WORK INSTRUCTIONS:
In the listing below, locate the lines bearing the word "document". Copy every one of them.

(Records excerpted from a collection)
■ ■ ■

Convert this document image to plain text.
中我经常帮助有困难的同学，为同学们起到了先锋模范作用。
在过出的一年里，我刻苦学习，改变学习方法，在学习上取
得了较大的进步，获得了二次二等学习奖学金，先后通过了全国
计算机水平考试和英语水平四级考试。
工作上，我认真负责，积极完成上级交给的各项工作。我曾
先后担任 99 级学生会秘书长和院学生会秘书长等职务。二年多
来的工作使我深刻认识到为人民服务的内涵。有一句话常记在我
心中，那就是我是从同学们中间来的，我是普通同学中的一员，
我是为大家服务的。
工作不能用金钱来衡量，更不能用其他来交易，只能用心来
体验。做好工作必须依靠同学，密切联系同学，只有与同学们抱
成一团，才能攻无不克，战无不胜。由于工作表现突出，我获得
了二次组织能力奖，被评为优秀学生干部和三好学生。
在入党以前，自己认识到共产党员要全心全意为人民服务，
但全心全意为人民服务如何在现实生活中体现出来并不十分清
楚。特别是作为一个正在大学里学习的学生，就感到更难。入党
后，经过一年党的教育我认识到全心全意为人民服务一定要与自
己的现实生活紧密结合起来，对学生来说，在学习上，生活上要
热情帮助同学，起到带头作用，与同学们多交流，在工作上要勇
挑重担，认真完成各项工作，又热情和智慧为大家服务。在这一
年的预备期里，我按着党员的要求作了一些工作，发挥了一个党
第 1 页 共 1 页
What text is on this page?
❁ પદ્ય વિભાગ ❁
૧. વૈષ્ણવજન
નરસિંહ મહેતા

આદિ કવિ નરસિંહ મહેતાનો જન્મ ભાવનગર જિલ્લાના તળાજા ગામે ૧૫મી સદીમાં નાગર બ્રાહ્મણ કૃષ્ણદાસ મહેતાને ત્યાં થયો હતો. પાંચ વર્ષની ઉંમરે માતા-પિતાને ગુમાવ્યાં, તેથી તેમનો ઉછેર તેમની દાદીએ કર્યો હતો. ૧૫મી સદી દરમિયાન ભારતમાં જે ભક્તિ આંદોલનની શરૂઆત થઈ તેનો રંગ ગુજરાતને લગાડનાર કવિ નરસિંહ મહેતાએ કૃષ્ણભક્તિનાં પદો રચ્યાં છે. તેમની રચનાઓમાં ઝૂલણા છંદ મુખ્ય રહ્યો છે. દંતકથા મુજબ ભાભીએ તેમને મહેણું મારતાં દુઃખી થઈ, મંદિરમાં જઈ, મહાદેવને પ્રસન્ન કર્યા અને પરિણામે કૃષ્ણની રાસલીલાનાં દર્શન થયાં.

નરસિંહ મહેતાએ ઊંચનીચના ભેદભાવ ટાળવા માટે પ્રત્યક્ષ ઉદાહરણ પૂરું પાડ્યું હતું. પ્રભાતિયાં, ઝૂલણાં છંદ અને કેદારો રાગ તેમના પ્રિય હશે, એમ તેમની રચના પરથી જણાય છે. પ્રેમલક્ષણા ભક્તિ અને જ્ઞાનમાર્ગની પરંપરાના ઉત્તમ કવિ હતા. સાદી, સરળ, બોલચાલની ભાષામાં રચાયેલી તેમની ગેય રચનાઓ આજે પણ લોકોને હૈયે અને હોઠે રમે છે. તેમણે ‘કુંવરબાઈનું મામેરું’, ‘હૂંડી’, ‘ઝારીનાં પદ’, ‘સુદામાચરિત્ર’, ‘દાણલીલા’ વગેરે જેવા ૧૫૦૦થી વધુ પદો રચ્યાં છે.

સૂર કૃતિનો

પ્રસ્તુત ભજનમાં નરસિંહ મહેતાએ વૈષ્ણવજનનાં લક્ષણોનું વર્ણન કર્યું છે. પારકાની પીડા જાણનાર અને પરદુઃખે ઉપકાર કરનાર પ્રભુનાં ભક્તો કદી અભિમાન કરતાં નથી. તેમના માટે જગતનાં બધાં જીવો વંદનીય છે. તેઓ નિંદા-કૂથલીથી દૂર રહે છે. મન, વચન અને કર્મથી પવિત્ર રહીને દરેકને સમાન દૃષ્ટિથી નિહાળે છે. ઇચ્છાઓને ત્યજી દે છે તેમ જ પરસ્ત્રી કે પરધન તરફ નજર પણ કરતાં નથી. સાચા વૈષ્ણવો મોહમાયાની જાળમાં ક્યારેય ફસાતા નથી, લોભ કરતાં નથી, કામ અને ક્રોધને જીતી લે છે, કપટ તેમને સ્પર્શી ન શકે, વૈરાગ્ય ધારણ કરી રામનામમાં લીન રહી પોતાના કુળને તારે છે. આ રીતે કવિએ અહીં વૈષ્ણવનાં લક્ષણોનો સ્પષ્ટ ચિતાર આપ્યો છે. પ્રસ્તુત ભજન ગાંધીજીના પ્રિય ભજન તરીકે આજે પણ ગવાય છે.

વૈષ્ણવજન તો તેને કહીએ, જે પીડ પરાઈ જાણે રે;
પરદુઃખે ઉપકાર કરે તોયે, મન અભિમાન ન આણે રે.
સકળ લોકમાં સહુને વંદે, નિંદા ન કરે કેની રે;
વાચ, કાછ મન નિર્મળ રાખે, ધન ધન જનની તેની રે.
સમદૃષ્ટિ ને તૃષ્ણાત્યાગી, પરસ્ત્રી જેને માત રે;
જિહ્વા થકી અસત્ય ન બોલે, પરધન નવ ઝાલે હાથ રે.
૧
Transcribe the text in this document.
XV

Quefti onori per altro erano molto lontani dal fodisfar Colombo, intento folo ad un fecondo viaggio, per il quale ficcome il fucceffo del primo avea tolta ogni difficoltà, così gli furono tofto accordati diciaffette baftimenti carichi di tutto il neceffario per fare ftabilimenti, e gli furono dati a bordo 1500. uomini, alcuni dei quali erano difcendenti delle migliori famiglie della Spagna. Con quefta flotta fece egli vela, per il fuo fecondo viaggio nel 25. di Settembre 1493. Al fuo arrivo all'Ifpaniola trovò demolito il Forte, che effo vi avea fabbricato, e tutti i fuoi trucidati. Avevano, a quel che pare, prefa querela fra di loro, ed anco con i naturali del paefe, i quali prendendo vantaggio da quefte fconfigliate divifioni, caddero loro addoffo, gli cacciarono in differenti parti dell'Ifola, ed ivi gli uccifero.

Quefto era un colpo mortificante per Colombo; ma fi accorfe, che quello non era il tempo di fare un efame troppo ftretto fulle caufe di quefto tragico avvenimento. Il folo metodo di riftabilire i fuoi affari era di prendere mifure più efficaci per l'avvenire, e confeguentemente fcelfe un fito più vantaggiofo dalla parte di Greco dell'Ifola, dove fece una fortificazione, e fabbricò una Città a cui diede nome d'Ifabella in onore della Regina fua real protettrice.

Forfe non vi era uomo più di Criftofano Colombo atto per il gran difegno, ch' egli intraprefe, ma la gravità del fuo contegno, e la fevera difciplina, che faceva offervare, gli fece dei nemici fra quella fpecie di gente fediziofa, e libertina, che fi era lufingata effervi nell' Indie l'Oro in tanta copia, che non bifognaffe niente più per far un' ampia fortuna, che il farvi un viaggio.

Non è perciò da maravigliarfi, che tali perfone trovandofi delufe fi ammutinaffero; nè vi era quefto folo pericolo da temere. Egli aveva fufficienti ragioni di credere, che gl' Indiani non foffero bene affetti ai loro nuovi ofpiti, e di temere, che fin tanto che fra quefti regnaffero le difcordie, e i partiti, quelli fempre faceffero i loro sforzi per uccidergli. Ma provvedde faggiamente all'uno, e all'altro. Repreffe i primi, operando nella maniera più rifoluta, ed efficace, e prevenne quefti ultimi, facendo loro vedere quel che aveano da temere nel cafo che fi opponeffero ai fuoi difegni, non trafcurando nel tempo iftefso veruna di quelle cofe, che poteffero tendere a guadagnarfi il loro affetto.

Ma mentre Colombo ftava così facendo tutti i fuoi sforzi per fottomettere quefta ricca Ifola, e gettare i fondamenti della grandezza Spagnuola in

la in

■ ■ ■

THE OUTPUT:
Convert this document image to plain text.
Transcribe the text in this document.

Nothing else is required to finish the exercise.